### Exercise directions:
What number of lines contain the word "soja"? Reply with the number and nothing else.

### Material shown:
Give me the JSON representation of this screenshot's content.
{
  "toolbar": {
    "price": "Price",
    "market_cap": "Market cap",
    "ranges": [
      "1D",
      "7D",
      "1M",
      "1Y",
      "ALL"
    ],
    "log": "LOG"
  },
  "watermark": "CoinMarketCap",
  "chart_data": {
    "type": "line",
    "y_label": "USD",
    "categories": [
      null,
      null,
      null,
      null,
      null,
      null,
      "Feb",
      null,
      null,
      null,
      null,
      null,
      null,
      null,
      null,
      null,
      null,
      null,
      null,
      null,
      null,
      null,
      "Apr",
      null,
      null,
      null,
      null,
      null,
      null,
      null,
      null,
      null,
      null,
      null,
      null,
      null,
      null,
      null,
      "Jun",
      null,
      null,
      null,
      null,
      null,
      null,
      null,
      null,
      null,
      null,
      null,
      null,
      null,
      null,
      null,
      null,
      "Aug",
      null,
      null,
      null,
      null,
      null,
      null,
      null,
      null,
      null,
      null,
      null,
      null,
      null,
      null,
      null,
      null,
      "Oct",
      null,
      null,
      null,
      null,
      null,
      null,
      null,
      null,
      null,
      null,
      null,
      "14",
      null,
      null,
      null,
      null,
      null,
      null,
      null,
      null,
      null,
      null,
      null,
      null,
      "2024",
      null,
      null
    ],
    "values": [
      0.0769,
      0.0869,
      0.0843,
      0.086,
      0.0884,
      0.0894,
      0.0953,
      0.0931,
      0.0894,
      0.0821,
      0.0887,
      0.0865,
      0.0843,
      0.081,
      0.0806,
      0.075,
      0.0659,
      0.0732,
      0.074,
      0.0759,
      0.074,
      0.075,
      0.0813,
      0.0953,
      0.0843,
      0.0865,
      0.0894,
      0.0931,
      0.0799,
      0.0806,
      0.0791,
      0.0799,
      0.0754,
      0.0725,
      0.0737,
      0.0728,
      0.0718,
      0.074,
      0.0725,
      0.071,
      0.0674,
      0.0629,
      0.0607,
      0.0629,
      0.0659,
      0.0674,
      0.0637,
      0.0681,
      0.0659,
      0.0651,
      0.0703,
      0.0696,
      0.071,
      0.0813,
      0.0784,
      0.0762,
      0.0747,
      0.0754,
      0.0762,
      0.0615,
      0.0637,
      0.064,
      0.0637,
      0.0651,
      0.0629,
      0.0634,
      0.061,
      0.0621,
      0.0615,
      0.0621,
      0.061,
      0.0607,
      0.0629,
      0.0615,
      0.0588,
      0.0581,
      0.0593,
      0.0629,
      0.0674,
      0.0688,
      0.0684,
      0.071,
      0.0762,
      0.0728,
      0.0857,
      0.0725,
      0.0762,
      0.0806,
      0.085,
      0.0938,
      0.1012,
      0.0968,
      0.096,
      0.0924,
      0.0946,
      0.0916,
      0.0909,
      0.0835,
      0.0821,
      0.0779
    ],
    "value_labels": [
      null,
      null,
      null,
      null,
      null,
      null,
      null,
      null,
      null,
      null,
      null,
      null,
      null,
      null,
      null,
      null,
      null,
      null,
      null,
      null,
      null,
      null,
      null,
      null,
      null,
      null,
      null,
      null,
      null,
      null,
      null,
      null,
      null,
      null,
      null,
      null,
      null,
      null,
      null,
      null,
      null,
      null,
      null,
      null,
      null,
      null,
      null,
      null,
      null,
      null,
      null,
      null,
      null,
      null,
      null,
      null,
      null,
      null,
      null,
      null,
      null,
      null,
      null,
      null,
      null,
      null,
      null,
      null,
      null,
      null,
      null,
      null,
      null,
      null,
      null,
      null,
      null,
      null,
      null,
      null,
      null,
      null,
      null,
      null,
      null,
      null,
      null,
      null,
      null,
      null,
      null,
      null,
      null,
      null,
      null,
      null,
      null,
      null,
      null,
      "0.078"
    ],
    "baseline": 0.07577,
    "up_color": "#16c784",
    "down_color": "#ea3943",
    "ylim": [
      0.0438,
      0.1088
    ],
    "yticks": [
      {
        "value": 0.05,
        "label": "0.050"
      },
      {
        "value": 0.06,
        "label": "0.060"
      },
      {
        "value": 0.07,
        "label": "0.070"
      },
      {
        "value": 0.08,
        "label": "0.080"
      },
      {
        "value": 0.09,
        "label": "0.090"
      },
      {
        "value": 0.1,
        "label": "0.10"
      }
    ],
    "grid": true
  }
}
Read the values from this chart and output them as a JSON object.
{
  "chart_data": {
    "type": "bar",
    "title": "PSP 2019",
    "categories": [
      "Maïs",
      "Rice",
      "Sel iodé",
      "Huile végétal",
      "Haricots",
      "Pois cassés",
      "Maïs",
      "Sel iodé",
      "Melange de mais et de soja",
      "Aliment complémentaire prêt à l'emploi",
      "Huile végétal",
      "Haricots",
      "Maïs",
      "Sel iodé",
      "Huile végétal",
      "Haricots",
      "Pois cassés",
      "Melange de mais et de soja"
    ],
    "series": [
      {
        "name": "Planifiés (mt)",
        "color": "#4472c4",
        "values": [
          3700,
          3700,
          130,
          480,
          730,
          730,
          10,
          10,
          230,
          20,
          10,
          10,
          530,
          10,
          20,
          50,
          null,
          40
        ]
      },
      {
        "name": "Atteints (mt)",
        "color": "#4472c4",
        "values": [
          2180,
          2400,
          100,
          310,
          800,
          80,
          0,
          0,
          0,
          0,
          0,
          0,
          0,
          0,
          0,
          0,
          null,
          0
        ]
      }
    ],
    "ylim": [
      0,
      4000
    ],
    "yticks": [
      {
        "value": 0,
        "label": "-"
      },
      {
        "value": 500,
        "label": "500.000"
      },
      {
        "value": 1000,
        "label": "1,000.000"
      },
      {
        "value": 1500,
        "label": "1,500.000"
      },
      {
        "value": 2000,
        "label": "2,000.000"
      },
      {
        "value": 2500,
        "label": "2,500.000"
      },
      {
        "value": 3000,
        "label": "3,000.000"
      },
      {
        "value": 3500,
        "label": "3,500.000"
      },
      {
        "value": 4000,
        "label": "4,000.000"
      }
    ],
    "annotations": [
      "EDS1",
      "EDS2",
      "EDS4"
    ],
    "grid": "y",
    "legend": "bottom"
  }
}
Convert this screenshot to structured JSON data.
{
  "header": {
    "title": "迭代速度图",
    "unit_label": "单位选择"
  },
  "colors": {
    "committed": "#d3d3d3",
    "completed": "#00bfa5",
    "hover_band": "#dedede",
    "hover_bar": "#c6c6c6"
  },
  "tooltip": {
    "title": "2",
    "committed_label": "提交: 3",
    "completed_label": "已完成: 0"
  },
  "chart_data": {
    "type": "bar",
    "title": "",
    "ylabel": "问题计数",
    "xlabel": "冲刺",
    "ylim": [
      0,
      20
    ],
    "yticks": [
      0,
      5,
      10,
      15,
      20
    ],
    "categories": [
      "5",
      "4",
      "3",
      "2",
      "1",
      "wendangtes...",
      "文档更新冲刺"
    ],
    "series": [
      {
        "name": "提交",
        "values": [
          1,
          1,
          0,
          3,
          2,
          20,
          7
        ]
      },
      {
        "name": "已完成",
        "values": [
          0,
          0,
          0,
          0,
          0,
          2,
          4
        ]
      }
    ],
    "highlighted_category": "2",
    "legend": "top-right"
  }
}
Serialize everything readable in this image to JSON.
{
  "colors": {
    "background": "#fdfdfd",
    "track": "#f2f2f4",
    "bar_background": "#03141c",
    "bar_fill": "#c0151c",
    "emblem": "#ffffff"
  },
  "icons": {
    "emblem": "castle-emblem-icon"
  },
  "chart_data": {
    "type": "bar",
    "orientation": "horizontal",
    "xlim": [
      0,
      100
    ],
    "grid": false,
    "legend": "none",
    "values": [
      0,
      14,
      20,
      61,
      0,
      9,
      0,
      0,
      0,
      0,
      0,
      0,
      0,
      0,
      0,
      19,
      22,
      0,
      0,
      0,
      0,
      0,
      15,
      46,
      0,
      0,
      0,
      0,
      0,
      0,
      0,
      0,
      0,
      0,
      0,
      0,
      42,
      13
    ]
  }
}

### Correct output:
2